◆ Excerpt provided ◆
========

P&T Journal, November 2007
The avian flu scare of a few years ago
has long since disappeared from
the headlines in the U.S., but its
legacy is still being felt in efforts at local,
state, and federal levels to put the country
on secure footing in case of a pandemic
influenza epidemic. No one is complacent,
especially since the deadly H5N1
strain of bird flu is apparently alive and
well in the Far East. China closed off one
village near Hong Kong in October after
10,000 ducks in the village died.
A question persists: How much prog -
ress have the Department of Homeland
Security (DHS) and the Department of
Health and Human Services (DHHS)
made in implementing an emergency
strategy and helping states, cities, and
counties develop an emergency response
capability? Not surprisingly, the answer is
mixed, according to hearings held in the
Senate Homeland Security and Governmental
Affairs Committee in October.
Homeland Security issued a plan in
March 2006, and the DHHS has been
busy implementing its overwhelming
share of the action items; at last count,
200 of them had been completed. Worried
about federal planning, Congress created
the position of Assistant Secretary for
Preparedness and Response in the Pandemic
and All-Hazards Preparedness Act
in December 2006, now filled by Rear Admiral
William Craig Vanderwagen, MD.
However, the federal lines of authority,
with respect to a pandemic influenza
emergency, are still unclear. Homeland
Security is responsible for the National
Response Plan (NRP), which is supposed
to be used as guidance at the local level for
response to all emergencies, whether it be
a Hurricane Katrina, a nuclear accident, or
an influenza outbreak. The department is revising and renaming the NRP, to be
called the National Response Framework.
The first draft of this plan, published this
past spring, was heavily panned.

========

◆ Extracted data ◆
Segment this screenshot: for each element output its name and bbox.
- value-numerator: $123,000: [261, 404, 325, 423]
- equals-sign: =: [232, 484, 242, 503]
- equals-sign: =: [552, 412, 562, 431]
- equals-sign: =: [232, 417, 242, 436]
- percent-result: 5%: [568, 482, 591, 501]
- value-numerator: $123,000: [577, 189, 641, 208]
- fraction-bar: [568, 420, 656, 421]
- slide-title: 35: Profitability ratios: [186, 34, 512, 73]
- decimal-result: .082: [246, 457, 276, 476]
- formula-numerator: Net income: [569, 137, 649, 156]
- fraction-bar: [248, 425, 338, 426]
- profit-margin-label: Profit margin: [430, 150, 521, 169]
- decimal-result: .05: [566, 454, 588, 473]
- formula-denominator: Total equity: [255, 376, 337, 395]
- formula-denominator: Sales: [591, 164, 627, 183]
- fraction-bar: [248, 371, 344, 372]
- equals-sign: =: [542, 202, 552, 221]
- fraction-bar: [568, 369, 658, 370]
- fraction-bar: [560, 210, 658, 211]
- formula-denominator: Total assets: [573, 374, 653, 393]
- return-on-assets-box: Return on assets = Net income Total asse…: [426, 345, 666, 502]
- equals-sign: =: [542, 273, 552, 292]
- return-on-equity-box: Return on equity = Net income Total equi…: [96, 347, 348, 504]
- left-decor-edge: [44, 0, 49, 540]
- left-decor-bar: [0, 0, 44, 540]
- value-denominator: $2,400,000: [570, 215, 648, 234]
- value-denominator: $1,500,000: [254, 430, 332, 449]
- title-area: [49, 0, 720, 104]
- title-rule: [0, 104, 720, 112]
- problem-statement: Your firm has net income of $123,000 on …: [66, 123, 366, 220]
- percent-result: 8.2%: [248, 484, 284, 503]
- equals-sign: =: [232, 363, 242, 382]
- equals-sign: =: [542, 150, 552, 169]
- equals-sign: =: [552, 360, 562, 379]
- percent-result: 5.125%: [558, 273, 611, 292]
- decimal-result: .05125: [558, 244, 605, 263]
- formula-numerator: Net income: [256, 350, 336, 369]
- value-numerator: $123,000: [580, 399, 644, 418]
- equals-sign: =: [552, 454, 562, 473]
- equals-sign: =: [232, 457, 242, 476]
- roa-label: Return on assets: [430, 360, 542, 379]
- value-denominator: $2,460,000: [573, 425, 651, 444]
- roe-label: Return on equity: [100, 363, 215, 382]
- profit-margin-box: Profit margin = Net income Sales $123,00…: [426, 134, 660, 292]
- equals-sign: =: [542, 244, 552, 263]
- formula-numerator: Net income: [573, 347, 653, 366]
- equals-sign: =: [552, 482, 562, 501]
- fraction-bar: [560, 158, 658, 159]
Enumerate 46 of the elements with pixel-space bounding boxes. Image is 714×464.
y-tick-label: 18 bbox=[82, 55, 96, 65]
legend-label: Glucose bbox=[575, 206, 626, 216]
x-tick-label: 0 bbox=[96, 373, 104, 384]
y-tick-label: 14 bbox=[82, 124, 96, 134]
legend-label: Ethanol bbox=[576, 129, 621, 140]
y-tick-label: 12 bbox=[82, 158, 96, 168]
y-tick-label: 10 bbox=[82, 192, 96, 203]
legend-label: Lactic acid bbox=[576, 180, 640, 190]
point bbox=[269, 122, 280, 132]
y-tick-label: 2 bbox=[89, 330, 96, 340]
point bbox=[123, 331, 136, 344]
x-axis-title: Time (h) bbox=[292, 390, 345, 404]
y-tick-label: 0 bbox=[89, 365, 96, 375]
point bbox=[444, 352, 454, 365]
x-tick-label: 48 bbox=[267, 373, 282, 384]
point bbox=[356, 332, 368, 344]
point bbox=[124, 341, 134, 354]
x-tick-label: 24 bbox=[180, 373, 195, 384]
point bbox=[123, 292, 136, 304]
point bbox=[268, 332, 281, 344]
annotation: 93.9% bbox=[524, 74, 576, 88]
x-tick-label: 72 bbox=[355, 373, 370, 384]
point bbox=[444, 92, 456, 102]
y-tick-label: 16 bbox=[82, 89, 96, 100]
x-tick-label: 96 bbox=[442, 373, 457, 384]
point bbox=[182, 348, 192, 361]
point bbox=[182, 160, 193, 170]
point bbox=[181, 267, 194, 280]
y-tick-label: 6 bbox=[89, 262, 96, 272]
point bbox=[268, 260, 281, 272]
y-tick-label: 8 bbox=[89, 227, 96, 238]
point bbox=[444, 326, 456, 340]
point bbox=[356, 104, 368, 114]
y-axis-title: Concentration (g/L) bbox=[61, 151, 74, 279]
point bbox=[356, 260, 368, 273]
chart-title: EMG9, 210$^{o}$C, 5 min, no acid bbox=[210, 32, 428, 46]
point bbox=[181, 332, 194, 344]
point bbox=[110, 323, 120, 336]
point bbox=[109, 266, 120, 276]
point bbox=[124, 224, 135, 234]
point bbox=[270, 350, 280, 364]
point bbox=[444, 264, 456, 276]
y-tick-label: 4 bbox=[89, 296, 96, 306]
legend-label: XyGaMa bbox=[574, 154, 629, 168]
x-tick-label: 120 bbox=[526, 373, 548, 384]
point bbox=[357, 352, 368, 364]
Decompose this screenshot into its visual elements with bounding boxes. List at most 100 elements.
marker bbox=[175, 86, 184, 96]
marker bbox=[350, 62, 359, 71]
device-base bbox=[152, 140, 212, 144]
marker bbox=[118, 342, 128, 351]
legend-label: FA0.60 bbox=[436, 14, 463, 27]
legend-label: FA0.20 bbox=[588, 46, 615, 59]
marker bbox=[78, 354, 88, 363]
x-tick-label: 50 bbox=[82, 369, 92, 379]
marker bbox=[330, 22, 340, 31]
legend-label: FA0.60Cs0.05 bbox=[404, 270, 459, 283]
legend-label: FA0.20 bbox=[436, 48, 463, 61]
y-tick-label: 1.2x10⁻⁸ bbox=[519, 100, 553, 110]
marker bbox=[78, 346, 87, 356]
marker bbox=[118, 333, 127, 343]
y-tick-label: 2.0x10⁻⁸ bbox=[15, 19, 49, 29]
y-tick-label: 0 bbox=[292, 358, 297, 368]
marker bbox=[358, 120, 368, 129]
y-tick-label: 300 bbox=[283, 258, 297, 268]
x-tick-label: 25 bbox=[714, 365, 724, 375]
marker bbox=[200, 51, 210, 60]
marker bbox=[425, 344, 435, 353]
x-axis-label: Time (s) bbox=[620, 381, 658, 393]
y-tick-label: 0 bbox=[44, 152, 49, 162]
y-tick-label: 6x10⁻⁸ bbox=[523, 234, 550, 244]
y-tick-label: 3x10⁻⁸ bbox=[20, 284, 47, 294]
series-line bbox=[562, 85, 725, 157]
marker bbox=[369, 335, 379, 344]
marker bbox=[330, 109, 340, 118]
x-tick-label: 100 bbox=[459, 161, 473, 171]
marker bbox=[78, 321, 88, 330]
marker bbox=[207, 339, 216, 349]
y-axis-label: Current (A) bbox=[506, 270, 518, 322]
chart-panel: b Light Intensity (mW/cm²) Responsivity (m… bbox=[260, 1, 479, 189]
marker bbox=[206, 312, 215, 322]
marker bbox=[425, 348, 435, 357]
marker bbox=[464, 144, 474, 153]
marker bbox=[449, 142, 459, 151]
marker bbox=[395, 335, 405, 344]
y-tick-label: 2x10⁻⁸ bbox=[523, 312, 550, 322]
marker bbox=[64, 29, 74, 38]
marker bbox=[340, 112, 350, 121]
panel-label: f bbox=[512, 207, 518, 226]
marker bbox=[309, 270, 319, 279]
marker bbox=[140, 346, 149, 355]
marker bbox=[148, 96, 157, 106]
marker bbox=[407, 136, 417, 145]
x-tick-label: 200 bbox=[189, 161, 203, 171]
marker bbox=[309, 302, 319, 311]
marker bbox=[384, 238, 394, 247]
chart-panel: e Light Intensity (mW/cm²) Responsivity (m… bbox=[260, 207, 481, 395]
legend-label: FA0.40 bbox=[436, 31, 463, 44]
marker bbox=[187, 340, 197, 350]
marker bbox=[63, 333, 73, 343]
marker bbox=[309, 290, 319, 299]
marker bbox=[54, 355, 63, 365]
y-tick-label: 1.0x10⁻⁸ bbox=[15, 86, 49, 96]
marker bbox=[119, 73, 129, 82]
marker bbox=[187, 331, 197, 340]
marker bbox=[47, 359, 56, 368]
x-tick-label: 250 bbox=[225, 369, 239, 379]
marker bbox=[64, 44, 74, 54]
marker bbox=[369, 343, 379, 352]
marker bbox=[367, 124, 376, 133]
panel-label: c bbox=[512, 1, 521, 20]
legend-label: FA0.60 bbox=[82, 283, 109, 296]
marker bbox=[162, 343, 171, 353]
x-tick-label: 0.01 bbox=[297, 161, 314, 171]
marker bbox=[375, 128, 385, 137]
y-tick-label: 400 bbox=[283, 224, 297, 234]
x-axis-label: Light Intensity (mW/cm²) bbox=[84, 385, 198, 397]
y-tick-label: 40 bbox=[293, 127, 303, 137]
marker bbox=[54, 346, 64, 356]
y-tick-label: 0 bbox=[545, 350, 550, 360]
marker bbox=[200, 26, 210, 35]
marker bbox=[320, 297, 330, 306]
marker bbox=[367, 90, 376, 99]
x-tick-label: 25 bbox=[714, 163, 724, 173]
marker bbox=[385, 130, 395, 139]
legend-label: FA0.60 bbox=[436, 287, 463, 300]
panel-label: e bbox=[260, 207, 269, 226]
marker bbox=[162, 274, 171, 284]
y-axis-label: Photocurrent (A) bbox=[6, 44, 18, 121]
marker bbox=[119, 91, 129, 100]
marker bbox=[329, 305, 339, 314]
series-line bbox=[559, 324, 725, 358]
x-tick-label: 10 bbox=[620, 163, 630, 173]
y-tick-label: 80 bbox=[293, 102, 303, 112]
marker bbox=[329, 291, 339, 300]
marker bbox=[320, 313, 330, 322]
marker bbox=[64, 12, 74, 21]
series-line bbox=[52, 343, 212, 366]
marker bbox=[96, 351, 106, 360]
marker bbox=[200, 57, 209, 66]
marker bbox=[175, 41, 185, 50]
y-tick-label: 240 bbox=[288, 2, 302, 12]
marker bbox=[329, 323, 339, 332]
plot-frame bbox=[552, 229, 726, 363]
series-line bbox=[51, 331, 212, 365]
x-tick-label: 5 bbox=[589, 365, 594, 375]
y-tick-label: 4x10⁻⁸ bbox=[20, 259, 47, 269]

========

◆ Assignment 1 ◆
In the pandemic flu article, rewrite the paragraph that begins "Homeland Security issued a plan in March 2006" as a short list that keeps its main facts.
◆ Assignment 2 ◆
Carry the pandemic flu article forward with the next part, starting right after its last sentence.

◆ Final answer 1 ◆
- Homeland Security issued a plan in March 2006.
- The DHHS has the overwhelming share of the plan's action items and has been carrying them out; at last count, 200 were done.
- Worried about federal planning, Congress created the post of Assistant Secretary for Preparedness and Response in the Pandemic and All-Hazards Preparedness Act in December 2006.
- Rear Admiral William Craig Vanderwagen, MD, now fills that post.

◆ Final answer 2 ◆
In October, Yvonne Madlock, a Tennessee
public health official, stated:1
… we share the frustration of many local
and state officials about their lack of representation
in the revision process for the
National Response Plan, which will govern
response to pandemic influenza.
That lack of local input is evident in confusing
federal guidelines. In the same
presentation, she explained:1
For instance, recently released HHS/CDC
guidance for state and local preparedness
lists eight required critical tasks to prepare
for isolation and quarantine and [D]HHS is
working on performance metrics. DHS has
a published a Target Capabilities List for
Isolation and Quarantine that includes over
60 critical tasks, with associated performance
measures. The result is a mixed message
to local planners.
Beyond these kinds of guidance conflicts,
there are operational uncertainties
as well, foremost among them whether
localities will have enough of the right
anti viral agents on hand if an emergency
strikes and whether they will be able to
get them quickly enough to people who
need them.
Paul K. Halverson, Director and State
Health Officer of the Arkansas Department
of Health, said that even when a
state purchases antiviral drugs and stockpiles
them, it is still unknown whether
they will work. Moreover, millions of dollars
have been spent to purchase those
drugs, but the drugs cannot be used in
non-pandemic situations. If the drugs
have not been utilized at the end of five
years—at the end of their shelf life—they
are useless.
“There is no alternative offered to us
for rotation of this stockpile,” Mr. Halverson
added.The good news is that an adequate
stockpile (adequate treatment for 25% of
the U.S. population) of two neuram in -
idase inhibitors is nearly in place: osel -
tamivir phosphate (Tamiflu, Roche) and
zana mivir (Relenza, GlaxoSmithKline).
The federal stockpile provides 37.5 million
treatment courses, and the government
expects to purchase the remaining
12.5 million courses soon, after Congress
forks over the money, to achieve the goal
of 50 million—the 25%—by July 2008.
The states have bought about half of their
goal of 30 million courses of treatment,
and the DHHS is subsidizing those purchases
to the tune of $170 million.
Whether Tamiflu and Relenza will
work remains to be seen. Of course, it is
always possible that clinical resistance
to those two drugs will develop—hence
the efforts by the DHHS to develop a
third drug, peramivir, which is also a neuraminidase
inhibitor. Peramivir is in midstage
clinical evaluation.
“We need new antiviral candidates,
should the viruses become resistant to
the currently available antivirals,” admits
Dr. Vanderwagen.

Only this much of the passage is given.